■ **SOURCE EXCERPT**

------------------------------------------------------------------------

The New Zealand comments are:
	The absence of the value UNDEFINED in the domain of all types
	specified in this draft is regretted. It is considered that while
	few current languages have such a requirement, such a requirement
	will become more common in the future as greater use is made of
	formal methods in all aspects of Information Technology.

	While the need for a concrete syntactic from for the draft is
	obvious, it is surprising that an abstract syntax has not been
	defined so that proof of equivalence in the mapping from language
	definitions/bindings can be made more readily.

The UK comments were (on paper) distributed at the WG11 meeting last week,
can somebody from the UK make these available to the SC22WG11 list?

The comments from Sweden are:
1.	In clause 2: after "ISO 8601:1988" add "including Technical
	Corrigendum 1:1991".

2.	All character names should follow JTC1/SC2 standards, particularly
	ISO/IEC 10646-1 (presently being printed). I refer to Annex J
	Rule 1: "By convention, only Latin capital letters A to Z,
	space, and hyphen shall be used fro writing the names of
	characters."

Follows a list of replacements:
		"apostrophe-mark"	-> "QUOTATION MARK"
		"hyphen mark"		-> "HYPHEN-MINUS"
		"open-brace mark"	-> "LEFT CURLY BRACKET"
		"close-brace mark"	-> "RIGHT CURLY BRACKET"
		"open-bracket mark"	-> "LEFT SQUARE BRACKET"
		"close-bracket mark"	-> "RIGHT SQUARE BRACKET"
		"vertical-stroke mark"	-> "VERTICAL LINE"
		"full-stop mark"	-> "FULL STOP"
		"equal-sign"		-> "EQUALS SIGN"


Clause 7.1 under iii): "ISO 10646:1992" ->  "ISO/IEC 10646-1:1993"

Clause 8.1.4 Note 4: "Latin alphabet" -> "Latin alphabet No. 1"

Clause 8.1.6 under value-syntax: "a single decimal point" -> 'the letter "T"
and/or a single decimal  point'. Explanation: according ISO 8601  clause 5.4.1,
a time-designator "T" shall be used between date and time in a combined date
and time representation.

Note WFW: These comments seem all to fall in the category 'editorial'.
However, there is no indication on how to change the NO vote to a YES vote.
I will contact ITS (Swedisch standardizationorganization) to find out.

------------------------------------------------------------------------

■ **EXCERPTED RECORDS**

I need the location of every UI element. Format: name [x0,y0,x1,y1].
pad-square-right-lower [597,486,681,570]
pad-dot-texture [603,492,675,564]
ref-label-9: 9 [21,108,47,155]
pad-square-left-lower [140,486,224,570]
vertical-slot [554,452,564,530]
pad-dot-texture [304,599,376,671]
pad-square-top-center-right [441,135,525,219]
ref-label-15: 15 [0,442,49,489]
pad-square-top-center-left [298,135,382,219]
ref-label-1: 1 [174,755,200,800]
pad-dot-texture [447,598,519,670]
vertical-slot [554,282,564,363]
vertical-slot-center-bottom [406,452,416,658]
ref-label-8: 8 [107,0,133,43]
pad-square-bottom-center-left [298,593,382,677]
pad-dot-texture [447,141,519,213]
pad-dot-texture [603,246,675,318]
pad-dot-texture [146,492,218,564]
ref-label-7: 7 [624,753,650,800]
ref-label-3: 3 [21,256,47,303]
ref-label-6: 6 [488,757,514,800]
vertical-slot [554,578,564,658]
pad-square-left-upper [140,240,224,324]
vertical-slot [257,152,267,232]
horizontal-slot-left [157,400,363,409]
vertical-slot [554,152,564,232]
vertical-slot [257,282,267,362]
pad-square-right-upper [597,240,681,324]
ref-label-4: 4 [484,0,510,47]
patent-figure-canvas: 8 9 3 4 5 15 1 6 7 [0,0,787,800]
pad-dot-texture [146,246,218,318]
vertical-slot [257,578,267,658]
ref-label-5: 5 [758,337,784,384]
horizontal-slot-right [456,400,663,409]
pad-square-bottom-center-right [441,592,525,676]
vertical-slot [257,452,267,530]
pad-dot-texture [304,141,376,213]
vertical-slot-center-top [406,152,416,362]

------------------------------------------------------------------------

■ **REQUIRED WORK**
[1] In the draft comments, what name does Sweden propose in place of "equal-sign"?
[2] Rewrite the part of the draft comments that opens with the words containing "Clause 7.1 under" and closes with "to find out.", putting "technical" in place of "editorial".
The data above is separate from the draft comments.

■ **ANSWERS TO THE EXERCISE**
[1] "EQUALS SIGN"

[2]
Clause 7.1 under iii): "ISO 10646:1992" ->  "ISO/IEC 10646-1:1993"

Clause 8.1.4 Note 4: "Latin alphabet" -> "Latin alphabet No. 1"

Clause 8.1.6 under value-syntax: "a single decimal point" -> 'the letter "T"
and/or a single decimal  point'. Explanation: according ISO 8601  clause 5.4.1,
a time-designator "T" shall be used between date and time in a combined date
and time representation.

Note WFW: These comments seem all to fall in the category 'technical'.
However, there is no indication on how to change the NO vote to a YES vote.
I will contact ITS (Swedisch standardizationorganization) to find out.